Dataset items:
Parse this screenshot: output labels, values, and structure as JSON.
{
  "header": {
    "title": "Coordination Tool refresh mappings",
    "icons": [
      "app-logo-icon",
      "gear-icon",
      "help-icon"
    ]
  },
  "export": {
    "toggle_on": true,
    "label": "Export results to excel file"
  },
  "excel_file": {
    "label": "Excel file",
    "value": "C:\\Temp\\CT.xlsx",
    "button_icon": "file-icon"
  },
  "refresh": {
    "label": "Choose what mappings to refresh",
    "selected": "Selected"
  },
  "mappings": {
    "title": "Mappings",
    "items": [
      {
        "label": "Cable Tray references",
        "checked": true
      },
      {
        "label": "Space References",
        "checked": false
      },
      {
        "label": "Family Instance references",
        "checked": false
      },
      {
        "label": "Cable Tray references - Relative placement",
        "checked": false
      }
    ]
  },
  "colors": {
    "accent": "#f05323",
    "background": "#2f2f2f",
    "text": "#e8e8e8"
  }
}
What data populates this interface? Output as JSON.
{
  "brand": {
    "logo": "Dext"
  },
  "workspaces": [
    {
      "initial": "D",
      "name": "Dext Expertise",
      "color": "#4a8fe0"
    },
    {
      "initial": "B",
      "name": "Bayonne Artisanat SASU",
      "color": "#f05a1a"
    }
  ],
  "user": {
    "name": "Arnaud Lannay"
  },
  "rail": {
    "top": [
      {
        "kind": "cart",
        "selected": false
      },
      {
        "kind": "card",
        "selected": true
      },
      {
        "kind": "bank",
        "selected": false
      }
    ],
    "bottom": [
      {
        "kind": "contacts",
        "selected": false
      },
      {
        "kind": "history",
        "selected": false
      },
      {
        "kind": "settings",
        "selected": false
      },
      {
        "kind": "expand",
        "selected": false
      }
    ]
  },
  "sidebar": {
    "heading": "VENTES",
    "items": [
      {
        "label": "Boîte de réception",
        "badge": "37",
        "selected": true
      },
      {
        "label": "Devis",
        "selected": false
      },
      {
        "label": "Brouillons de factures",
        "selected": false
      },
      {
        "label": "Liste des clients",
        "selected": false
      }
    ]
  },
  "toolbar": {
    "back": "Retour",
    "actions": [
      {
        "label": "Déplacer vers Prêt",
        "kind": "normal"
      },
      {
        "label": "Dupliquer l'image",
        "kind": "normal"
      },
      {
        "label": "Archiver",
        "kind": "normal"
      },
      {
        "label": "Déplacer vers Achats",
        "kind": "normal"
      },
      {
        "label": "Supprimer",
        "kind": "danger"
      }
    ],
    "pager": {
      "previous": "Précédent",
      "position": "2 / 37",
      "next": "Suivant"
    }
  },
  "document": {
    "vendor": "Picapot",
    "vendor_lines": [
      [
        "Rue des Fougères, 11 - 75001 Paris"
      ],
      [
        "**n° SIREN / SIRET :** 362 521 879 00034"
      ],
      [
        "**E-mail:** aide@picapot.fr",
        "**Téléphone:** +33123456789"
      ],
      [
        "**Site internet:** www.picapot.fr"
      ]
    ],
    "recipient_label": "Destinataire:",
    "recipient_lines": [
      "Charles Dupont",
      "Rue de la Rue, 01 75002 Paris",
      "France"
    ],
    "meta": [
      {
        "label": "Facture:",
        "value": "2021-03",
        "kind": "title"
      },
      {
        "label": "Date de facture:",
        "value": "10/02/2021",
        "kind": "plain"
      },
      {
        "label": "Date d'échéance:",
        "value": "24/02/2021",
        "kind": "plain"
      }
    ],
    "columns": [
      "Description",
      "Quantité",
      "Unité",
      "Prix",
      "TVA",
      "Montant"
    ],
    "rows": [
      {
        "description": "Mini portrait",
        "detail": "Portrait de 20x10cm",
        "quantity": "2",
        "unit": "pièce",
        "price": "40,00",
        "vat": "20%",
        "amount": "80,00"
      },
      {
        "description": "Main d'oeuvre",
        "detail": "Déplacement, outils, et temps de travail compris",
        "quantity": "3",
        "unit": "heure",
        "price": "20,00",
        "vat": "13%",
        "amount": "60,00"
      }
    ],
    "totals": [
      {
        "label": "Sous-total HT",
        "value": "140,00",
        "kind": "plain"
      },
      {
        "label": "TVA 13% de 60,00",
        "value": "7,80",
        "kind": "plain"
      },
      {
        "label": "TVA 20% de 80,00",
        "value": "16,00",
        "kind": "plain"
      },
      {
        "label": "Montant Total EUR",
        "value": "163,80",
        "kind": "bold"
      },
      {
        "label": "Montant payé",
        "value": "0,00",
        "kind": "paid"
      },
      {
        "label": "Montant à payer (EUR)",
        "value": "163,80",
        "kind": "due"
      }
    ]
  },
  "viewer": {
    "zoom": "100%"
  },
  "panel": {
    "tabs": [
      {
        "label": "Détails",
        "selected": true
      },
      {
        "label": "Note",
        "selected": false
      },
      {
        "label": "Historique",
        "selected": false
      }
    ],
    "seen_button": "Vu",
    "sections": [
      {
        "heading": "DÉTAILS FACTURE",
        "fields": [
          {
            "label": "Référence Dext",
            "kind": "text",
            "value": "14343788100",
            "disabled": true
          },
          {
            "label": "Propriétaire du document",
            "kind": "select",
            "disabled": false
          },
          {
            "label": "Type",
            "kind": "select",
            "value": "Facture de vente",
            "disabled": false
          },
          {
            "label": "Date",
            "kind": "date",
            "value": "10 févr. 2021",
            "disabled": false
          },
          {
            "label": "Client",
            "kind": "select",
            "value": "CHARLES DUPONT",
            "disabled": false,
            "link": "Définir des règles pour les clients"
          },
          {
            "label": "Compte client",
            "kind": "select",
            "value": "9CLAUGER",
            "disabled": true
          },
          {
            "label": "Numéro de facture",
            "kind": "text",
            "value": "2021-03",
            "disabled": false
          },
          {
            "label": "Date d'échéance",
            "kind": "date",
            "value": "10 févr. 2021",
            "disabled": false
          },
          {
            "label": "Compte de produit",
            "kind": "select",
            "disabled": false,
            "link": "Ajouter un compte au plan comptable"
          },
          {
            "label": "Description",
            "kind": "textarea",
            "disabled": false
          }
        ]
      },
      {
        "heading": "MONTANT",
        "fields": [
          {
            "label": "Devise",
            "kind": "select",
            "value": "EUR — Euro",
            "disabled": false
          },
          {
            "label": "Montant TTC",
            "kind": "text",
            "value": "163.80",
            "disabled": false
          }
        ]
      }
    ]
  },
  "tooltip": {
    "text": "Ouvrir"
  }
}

▶ EXERCISE PROMPT
Return each line of the data that contains the string "detail".

▶ EXERCISE SOLUTION
        "detail": "Portrait de 20x10cm",
        "detail": "Déplacement, outils, et temps de travail compris",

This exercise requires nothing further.